Your goal: How many lines in the records below hold the string "Repeat"? Answer with the number alone.

──────────

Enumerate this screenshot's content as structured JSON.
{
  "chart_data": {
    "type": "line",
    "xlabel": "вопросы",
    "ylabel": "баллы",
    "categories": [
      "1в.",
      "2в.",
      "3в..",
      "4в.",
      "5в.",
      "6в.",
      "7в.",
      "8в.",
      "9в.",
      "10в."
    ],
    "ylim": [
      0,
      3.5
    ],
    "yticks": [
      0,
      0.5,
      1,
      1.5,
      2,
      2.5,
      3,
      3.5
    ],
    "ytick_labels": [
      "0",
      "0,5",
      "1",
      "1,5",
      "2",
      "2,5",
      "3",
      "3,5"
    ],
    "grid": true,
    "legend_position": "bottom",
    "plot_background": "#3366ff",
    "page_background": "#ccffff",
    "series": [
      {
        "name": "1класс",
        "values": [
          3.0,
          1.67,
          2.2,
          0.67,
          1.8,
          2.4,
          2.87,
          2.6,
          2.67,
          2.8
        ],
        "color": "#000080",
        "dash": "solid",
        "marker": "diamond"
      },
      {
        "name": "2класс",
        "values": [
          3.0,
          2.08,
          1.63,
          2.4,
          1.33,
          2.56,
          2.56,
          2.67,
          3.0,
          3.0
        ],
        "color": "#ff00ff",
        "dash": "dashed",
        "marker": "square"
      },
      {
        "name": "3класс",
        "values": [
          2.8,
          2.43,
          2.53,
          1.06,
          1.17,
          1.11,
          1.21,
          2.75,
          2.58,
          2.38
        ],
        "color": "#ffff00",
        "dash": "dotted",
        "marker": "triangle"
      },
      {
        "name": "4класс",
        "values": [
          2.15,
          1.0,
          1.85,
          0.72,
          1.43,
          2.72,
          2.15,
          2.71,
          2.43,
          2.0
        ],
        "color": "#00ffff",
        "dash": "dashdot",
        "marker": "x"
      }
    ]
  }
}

──────────

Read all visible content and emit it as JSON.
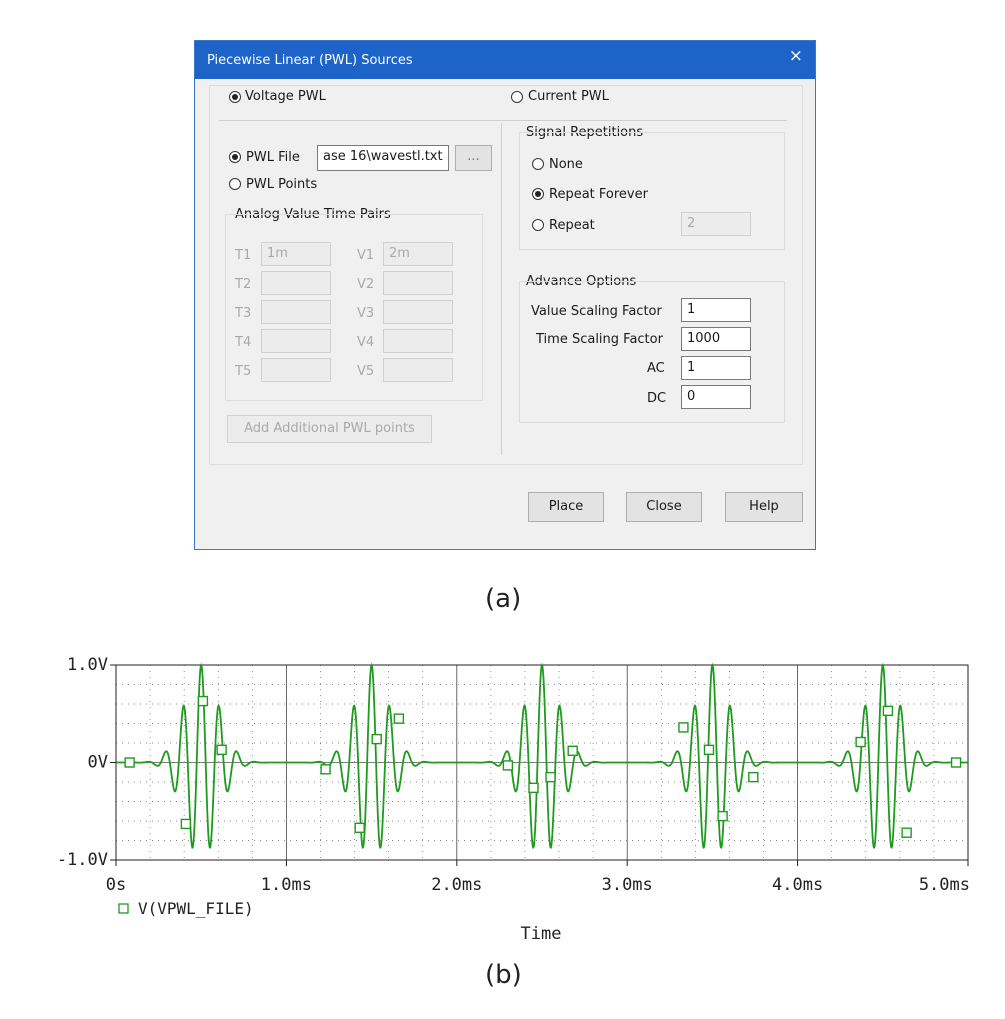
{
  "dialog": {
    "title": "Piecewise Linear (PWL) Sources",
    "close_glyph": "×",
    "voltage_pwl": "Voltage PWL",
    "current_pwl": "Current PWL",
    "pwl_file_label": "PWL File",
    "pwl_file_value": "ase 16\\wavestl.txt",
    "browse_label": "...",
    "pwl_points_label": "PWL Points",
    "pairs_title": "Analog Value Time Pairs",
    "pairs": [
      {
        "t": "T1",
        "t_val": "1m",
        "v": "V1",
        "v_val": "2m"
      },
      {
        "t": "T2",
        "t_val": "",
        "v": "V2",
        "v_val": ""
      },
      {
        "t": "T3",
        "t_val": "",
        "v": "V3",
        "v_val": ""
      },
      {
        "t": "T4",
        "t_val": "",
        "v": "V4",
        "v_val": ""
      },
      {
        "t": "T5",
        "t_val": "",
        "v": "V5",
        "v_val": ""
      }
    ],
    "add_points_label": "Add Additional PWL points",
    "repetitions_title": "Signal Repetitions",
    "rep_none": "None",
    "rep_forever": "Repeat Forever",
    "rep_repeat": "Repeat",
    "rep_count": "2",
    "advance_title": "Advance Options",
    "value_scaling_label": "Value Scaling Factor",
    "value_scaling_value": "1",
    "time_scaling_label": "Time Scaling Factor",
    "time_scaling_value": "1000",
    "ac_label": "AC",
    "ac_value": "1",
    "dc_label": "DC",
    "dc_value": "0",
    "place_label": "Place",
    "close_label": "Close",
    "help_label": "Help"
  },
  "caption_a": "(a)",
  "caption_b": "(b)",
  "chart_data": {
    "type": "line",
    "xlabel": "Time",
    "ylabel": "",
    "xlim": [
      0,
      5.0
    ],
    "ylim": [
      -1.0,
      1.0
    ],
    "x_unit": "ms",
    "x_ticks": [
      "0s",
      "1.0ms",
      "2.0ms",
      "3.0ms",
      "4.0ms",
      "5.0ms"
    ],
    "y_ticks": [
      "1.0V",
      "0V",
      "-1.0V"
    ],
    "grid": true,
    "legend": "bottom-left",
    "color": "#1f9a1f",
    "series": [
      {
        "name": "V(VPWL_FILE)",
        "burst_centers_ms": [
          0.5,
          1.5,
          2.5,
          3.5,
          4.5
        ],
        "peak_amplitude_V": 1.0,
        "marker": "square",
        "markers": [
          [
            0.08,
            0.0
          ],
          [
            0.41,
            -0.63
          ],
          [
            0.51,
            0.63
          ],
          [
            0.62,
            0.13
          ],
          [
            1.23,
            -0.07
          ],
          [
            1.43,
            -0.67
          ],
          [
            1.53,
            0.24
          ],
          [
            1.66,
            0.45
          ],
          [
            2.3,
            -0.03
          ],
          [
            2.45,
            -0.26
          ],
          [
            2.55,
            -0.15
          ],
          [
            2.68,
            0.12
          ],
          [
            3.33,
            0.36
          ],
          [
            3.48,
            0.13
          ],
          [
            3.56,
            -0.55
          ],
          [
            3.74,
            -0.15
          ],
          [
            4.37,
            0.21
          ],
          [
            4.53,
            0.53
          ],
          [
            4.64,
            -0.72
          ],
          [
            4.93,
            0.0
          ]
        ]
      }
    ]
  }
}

──────────

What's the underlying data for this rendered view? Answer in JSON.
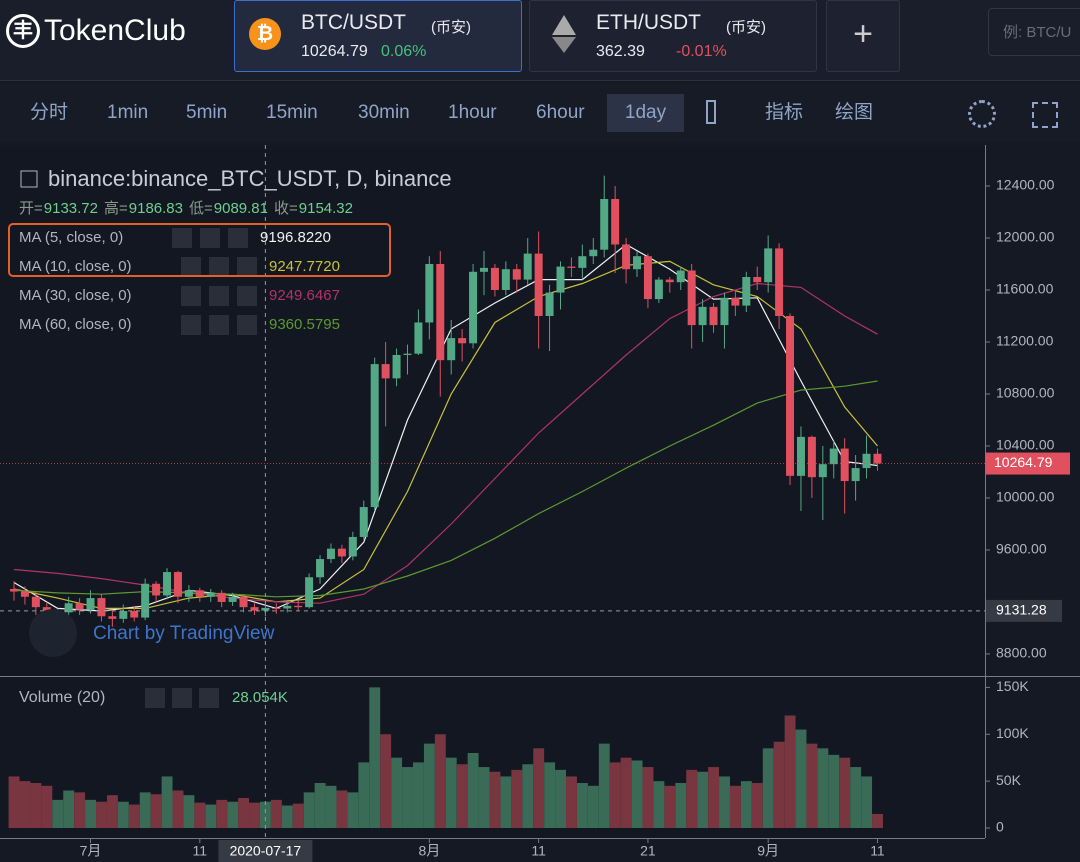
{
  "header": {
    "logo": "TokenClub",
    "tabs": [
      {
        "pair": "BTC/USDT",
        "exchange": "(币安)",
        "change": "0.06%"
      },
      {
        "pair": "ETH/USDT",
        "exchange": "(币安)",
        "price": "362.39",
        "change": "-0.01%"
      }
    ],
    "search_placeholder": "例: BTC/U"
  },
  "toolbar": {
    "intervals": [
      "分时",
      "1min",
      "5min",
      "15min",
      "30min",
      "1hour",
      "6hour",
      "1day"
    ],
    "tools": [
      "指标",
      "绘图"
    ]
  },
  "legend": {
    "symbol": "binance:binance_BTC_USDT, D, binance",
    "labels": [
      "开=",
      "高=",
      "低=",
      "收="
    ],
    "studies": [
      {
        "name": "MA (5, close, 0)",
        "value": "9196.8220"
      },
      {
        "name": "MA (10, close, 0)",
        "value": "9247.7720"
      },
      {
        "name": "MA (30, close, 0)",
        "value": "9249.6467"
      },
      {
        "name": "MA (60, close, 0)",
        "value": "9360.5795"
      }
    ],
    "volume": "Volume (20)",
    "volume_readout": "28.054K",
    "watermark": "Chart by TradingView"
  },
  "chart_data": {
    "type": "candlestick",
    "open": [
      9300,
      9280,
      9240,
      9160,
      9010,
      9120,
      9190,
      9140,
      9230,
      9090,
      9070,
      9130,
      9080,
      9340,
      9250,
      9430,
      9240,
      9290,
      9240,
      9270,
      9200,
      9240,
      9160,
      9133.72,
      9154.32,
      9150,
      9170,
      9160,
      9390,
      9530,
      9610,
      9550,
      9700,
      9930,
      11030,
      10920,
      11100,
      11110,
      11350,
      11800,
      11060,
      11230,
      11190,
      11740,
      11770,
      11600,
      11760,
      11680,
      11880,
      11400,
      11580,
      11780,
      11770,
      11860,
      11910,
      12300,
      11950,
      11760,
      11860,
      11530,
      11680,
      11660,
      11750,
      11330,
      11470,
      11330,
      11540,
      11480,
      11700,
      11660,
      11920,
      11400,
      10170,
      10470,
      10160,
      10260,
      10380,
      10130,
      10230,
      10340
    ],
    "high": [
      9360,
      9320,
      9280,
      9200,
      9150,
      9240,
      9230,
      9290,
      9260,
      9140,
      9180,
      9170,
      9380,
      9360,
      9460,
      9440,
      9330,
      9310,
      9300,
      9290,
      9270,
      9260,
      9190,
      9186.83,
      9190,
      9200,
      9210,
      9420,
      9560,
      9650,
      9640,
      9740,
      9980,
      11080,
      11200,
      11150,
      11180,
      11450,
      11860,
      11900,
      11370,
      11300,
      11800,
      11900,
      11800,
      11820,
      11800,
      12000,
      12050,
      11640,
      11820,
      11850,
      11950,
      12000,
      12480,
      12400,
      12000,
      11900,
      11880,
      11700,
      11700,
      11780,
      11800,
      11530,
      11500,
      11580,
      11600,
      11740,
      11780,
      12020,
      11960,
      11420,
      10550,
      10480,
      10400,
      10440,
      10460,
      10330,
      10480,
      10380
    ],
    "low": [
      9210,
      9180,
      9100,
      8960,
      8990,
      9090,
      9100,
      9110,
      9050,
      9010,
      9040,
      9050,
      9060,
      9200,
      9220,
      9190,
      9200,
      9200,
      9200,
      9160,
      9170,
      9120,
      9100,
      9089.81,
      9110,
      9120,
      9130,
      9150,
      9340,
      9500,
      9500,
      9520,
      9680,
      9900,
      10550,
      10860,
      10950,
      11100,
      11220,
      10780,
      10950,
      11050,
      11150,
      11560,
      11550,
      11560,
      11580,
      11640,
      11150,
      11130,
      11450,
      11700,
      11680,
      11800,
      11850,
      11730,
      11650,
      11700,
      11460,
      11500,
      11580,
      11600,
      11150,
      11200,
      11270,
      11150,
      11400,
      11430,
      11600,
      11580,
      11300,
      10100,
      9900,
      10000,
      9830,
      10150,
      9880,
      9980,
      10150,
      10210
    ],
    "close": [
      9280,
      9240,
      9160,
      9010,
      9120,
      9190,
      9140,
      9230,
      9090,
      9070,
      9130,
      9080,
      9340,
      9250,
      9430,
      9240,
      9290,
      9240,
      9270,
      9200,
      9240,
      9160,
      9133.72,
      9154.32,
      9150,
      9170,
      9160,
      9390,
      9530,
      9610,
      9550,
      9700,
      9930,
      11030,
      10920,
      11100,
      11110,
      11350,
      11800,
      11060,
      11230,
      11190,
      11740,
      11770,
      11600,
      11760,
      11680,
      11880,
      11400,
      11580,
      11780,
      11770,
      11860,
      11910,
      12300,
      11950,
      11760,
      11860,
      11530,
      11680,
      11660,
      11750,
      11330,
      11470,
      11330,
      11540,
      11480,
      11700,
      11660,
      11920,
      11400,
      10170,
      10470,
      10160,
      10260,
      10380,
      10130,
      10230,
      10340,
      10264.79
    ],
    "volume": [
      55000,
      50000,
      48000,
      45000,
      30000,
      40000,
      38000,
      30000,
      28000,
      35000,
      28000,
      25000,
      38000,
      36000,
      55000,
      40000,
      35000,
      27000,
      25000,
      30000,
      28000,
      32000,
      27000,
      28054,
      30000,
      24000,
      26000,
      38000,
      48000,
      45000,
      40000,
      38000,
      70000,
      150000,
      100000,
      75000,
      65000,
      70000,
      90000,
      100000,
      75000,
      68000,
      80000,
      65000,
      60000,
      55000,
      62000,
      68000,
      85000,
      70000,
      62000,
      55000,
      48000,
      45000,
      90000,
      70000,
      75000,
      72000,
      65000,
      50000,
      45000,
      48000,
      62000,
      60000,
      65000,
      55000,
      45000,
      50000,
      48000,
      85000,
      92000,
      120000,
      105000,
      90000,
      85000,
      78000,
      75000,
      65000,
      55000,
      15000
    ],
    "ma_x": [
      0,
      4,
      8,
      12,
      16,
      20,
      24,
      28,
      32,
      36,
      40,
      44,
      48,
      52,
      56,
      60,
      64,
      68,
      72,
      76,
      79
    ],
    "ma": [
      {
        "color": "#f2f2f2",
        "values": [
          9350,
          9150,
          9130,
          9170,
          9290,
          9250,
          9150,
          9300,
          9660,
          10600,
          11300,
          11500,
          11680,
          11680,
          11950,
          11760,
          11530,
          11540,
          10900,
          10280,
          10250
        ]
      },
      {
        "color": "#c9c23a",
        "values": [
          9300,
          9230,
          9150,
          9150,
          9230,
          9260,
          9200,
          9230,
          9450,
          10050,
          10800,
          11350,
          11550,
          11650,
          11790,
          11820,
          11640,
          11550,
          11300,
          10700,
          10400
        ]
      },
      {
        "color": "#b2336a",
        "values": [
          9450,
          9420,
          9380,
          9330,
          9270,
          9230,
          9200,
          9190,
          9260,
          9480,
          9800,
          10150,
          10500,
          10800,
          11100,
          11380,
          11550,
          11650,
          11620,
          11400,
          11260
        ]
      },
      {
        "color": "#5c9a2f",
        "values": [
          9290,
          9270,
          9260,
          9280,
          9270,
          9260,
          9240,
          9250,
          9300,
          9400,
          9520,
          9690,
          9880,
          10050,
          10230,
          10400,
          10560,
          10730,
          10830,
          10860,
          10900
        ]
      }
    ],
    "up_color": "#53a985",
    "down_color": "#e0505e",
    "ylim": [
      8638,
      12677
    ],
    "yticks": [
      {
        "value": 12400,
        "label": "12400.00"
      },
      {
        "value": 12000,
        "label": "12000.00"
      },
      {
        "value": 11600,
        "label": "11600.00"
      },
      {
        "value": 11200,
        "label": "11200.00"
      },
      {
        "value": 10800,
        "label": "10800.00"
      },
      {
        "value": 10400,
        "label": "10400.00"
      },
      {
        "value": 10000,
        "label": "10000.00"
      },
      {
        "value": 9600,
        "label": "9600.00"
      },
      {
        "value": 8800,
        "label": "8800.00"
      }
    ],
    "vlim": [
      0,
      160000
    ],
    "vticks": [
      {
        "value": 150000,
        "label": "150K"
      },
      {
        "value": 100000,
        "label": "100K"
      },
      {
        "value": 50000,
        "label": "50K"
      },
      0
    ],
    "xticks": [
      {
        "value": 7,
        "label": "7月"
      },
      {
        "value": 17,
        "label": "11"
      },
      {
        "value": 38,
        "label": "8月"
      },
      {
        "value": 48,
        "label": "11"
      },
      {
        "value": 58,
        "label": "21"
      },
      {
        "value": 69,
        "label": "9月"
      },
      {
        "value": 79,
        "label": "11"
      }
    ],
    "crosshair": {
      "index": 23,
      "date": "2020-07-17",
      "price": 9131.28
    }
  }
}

──────────

Reply to the exercise: 2